§ **Given request**
Copy out each line of the material in which the word "INTERVENCIÓN" appears.

§ **Exercise material**
╭──

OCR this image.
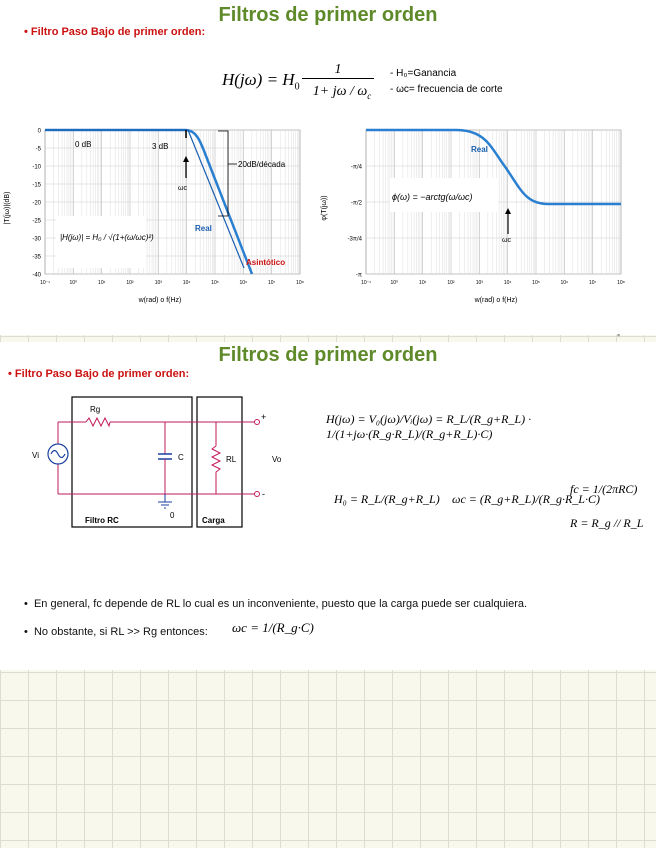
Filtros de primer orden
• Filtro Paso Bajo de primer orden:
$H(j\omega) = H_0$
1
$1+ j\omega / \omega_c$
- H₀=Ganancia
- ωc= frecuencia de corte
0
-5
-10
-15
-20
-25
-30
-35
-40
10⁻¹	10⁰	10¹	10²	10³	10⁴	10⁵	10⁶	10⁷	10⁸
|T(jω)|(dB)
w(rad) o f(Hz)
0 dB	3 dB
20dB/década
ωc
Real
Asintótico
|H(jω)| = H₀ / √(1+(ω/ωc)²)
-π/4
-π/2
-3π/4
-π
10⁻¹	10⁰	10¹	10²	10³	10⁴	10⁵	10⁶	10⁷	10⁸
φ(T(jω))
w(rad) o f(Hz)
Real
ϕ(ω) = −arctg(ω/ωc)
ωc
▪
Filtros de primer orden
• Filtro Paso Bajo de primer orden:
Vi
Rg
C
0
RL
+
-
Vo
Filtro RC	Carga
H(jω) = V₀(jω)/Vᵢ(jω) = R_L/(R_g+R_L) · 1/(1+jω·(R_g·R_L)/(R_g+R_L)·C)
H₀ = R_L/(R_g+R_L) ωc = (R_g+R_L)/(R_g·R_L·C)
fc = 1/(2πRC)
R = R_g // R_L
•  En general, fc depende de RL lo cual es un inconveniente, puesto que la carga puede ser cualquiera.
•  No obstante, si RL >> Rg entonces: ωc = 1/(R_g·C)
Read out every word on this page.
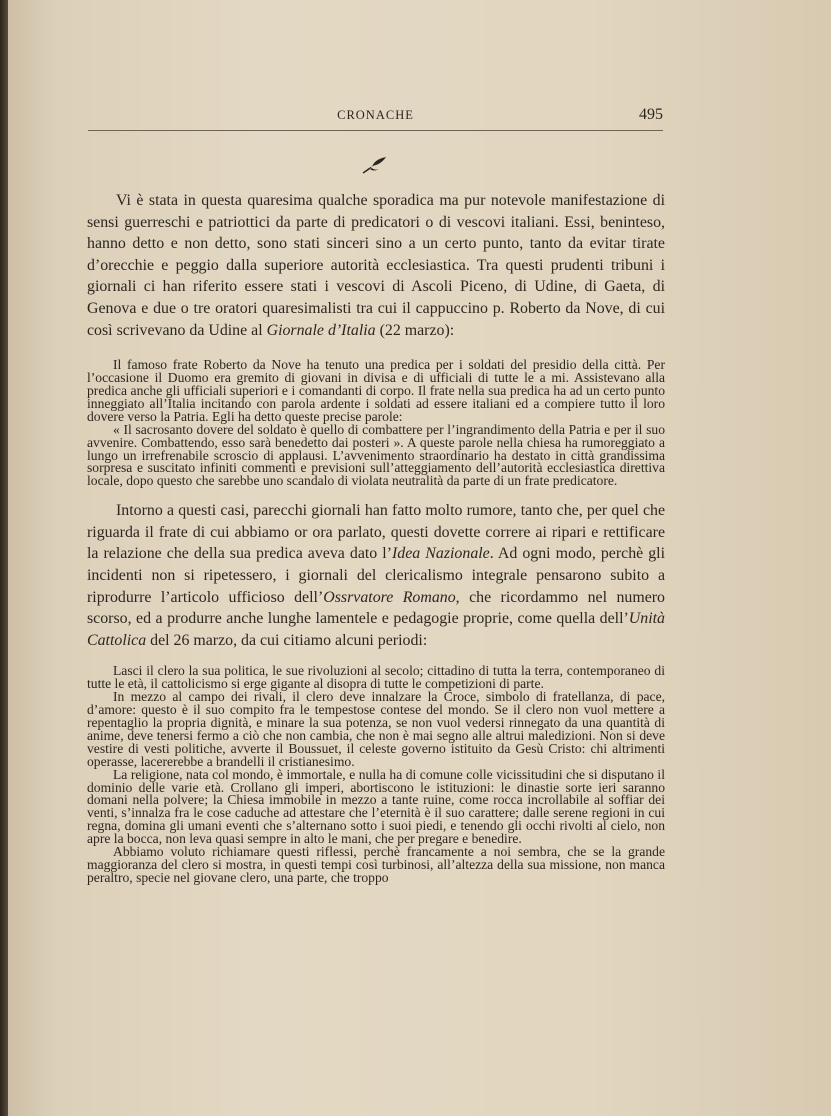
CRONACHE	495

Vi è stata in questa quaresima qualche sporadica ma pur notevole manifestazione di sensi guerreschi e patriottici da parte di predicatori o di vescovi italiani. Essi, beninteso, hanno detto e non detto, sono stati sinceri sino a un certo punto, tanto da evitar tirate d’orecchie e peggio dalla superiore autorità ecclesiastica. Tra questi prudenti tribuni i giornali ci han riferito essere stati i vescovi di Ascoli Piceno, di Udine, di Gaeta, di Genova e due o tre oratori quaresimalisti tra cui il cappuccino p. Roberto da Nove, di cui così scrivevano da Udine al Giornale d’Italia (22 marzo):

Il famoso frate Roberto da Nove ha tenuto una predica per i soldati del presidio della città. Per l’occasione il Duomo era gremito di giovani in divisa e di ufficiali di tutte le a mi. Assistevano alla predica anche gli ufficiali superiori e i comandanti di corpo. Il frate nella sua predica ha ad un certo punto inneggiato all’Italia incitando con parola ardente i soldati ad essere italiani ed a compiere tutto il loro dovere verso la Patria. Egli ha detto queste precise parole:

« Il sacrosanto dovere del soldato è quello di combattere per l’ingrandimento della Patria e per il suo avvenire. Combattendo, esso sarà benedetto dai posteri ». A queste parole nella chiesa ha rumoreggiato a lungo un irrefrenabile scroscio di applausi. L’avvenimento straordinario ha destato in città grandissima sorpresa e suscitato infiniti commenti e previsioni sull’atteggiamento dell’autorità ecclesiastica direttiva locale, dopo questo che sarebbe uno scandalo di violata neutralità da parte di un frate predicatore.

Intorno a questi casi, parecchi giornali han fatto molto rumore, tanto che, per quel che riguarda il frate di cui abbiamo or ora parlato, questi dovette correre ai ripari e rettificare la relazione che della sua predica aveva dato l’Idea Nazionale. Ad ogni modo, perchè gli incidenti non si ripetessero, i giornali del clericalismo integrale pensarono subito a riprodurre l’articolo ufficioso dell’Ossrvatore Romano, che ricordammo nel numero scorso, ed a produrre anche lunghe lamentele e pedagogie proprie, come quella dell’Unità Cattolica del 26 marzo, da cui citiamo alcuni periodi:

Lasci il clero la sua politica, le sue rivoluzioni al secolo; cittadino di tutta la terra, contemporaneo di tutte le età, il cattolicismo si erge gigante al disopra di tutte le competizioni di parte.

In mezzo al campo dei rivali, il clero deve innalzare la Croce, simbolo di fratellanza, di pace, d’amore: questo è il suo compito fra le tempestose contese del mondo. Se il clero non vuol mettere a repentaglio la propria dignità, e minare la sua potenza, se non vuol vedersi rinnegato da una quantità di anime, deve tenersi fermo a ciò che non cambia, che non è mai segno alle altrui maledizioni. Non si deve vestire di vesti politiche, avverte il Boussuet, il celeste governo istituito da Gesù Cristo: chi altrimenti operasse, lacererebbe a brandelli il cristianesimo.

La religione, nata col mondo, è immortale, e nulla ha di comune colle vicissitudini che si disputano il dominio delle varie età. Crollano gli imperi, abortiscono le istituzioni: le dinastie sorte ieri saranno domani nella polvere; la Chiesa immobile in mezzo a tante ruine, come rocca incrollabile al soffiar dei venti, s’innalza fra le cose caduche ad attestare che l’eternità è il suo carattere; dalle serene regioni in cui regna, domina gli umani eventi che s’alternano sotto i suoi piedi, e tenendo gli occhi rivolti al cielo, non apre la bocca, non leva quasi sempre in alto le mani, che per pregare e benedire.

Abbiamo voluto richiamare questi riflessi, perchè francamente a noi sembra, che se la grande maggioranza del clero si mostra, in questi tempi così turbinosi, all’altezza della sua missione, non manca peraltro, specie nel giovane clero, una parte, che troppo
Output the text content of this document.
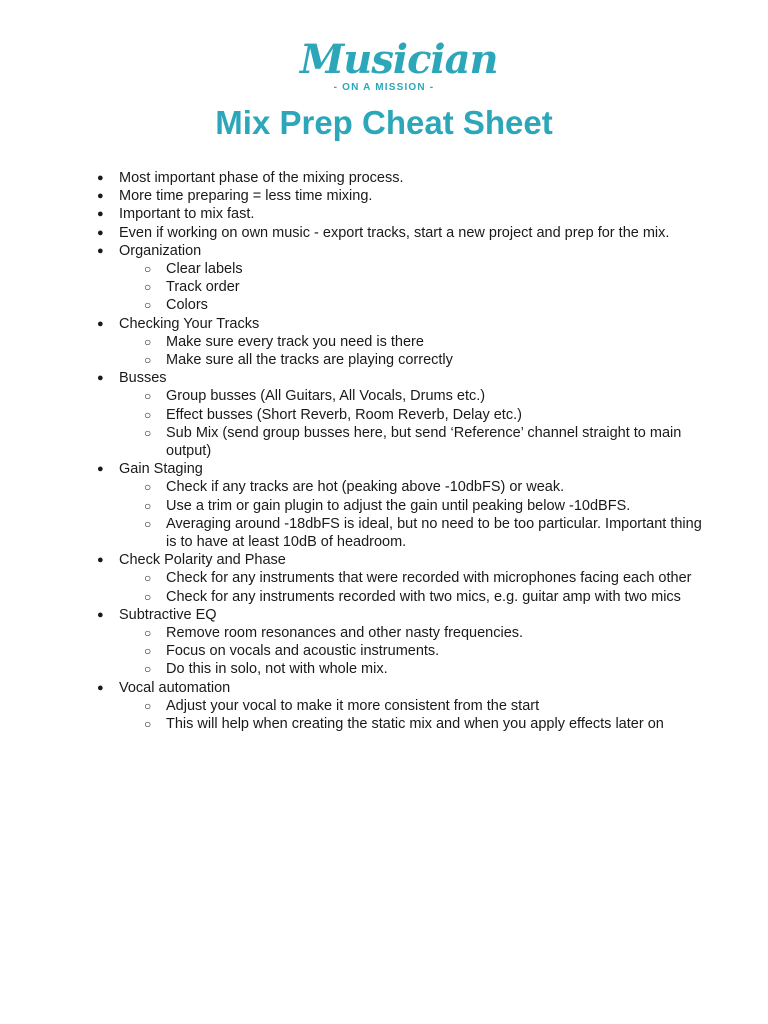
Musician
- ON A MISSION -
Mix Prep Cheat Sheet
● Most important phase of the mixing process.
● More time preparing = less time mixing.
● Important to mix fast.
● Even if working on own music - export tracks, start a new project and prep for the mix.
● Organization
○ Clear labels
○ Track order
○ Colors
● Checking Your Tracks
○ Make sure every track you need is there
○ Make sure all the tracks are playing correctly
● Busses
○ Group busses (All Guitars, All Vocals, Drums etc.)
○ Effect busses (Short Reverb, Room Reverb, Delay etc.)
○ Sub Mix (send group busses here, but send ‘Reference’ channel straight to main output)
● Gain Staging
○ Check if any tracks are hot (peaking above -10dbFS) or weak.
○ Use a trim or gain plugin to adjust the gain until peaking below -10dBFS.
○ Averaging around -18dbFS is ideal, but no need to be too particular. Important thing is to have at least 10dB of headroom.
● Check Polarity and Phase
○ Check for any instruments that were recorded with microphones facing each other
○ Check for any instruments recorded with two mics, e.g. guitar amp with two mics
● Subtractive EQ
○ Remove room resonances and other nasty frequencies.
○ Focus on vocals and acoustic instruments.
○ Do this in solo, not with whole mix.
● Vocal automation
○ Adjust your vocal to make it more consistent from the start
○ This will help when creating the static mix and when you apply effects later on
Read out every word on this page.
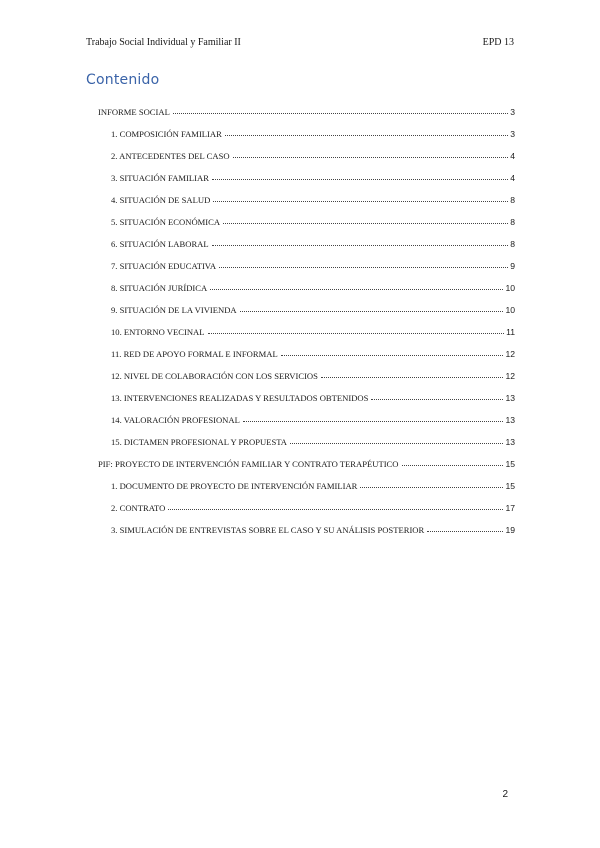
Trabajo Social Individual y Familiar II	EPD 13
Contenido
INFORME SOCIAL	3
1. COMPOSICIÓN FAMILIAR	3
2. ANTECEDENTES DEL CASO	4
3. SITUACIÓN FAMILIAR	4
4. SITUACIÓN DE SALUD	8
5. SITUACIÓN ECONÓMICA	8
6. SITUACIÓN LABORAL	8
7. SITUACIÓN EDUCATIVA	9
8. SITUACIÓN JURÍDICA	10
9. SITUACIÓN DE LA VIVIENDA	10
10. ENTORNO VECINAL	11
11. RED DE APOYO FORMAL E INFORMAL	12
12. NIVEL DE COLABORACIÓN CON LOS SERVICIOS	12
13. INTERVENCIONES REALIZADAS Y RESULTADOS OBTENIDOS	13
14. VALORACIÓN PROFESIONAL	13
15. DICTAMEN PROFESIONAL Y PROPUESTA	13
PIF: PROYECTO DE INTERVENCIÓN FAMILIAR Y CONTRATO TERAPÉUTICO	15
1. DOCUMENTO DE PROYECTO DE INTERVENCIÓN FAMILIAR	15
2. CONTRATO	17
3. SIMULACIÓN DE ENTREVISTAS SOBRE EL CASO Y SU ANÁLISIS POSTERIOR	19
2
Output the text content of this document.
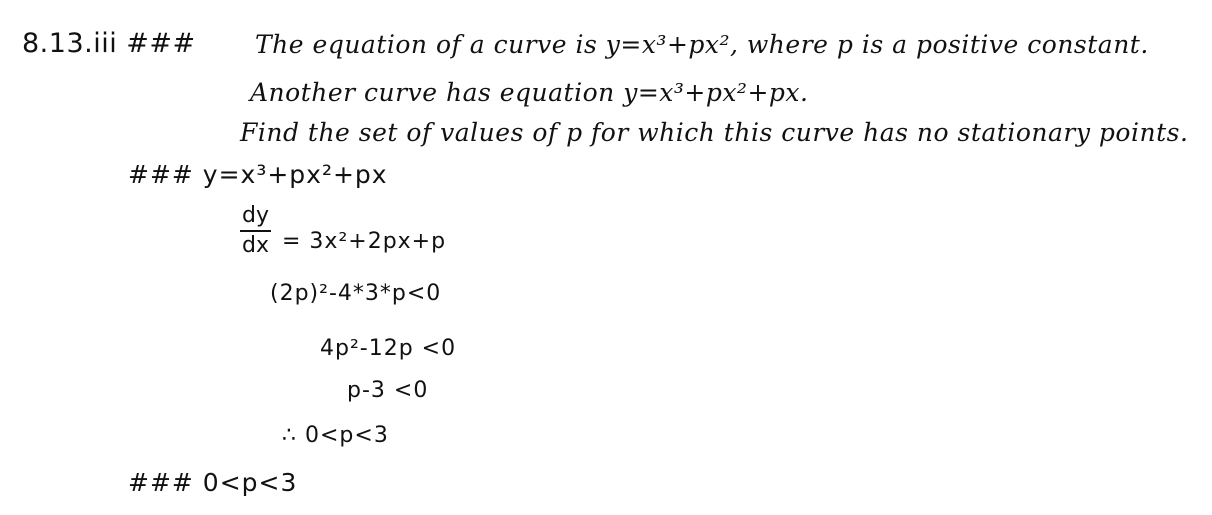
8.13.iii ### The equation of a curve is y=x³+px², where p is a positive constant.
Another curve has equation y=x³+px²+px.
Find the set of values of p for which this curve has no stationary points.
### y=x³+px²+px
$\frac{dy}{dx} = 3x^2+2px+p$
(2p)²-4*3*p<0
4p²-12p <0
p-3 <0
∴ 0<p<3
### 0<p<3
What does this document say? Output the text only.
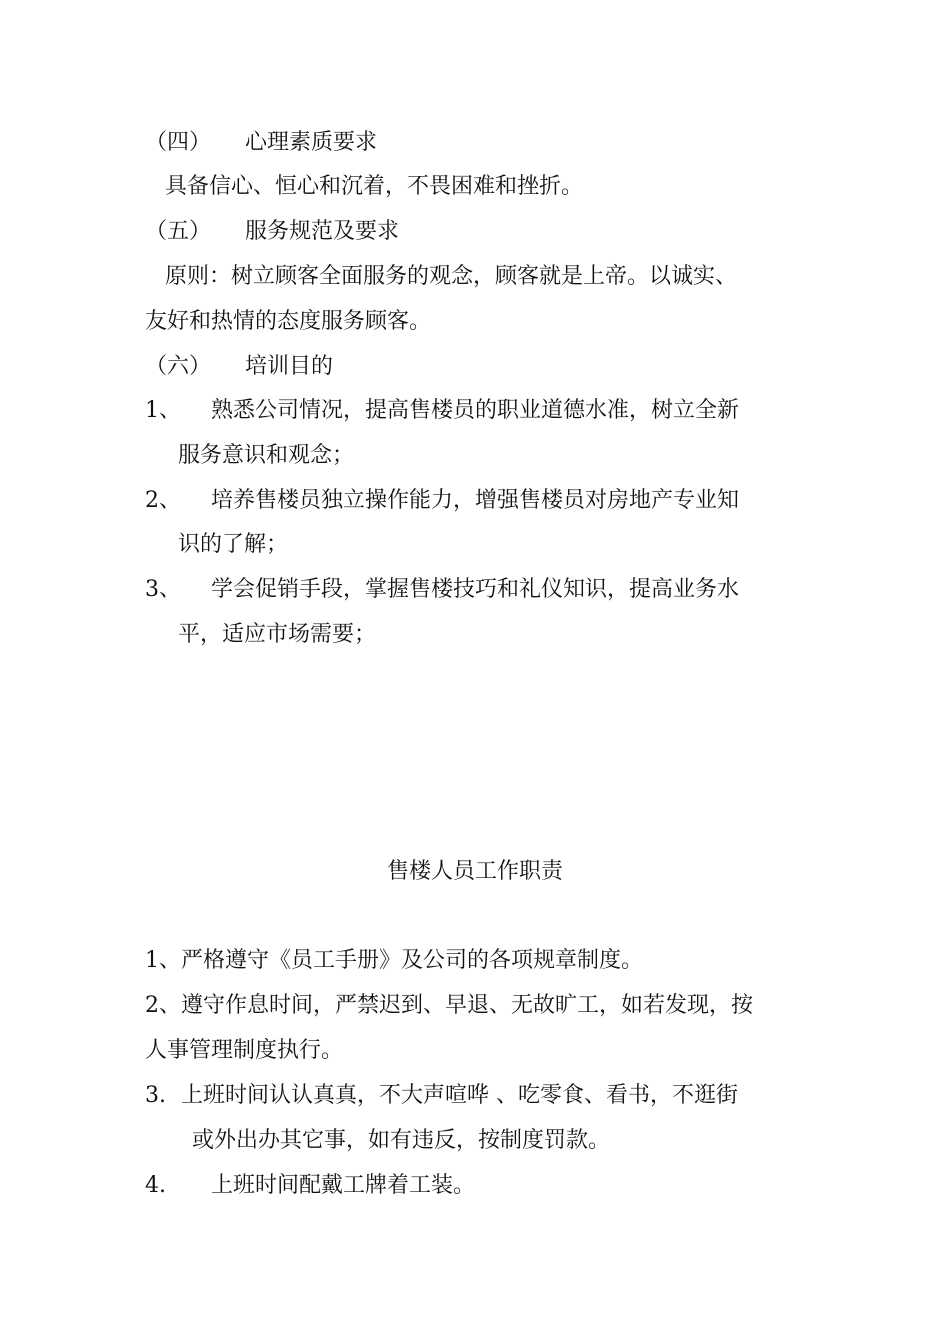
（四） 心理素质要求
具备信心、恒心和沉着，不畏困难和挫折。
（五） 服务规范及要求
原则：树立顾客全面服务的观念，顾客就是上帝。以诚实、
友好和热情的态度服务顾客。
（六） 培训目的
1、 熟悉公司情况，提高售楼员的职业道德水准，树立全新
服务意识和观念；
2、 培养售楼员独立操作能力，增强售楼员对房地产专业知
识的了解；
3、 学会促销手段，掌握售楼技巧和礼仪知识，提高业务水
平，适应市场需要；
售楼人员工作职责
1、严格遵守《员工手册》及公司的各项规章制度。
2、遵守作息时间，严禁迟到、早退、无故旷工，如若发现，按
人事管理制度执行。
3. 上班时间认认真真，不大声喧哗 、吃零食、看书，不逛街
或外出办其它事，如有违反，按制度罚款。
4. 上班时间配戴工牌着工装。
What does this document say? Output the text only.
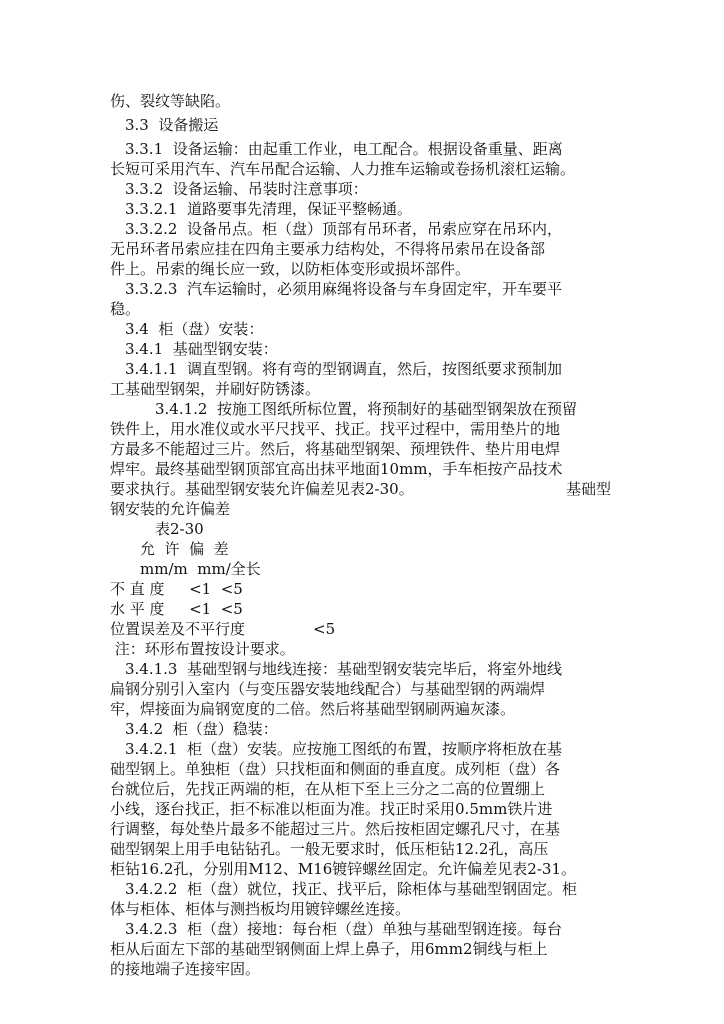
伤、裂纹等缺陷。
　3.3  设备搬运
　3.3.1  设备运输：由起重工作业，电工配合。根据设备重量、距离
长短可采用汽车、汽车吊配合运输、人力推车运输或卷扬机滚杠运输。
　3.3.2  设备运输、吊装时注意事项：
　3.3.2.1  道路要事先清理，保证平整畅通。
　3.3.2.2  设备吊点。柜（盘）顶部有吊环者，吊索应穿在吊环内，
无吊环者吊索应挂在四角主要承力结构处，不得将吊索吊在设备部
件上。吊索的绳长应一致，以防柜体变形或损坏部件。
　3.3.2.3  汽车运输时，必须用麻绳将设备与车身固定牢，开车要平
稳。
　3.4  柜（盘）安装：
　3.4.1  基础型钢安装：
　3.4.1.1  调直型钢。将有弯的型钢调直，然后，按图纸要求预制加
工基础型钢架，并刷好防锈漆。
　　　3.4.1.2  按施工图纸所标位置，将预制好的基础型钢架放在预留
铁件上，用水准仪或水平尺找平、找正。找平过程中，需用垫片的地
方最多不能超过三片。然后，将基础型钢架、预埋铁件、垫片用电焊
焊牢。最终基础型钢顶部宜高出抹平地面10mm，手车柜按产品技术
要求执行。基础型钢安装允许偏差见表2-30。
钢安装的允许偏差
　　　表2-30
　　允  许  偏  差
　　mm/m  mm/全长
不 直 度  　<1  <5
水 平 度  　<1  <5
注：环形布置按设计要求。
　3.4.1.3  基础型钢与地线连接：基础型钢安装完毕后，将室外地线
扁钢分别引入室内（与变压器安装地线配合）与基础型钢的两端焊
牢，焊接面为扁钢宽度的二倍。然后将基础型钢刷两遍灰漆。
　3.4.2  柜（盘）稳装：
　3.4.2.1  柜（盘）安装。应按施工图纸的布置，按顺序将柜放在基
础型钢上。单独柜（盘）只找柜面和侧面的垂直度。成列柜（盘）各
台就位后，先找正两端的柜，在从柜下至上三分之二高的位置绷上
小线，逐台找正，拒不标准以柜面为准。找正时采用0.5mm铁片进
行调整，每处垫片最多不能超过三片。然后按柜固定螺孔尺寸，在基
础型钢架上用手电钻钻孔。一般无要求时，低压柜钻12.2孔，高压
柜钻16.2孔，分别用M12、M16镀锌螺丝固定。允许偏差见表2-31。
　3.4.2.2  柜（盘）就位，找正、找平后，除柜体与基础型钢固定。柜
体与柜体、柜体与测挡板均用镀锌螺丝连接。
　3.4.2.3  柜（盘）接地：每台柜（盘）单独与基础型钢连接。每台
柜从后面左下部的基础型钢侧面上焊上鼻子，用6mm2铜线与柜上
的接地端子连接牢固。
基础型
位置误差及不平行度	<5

╰──

§ **Correct result**
PIF: PROYECTO DE INTERVENCIÓN FAMILIAR Y CONTRATO TERAPÉUTICO	15
1. DOCUMENTO DE PROYECTO DE INTERVENCIÓN FAMILIAR	15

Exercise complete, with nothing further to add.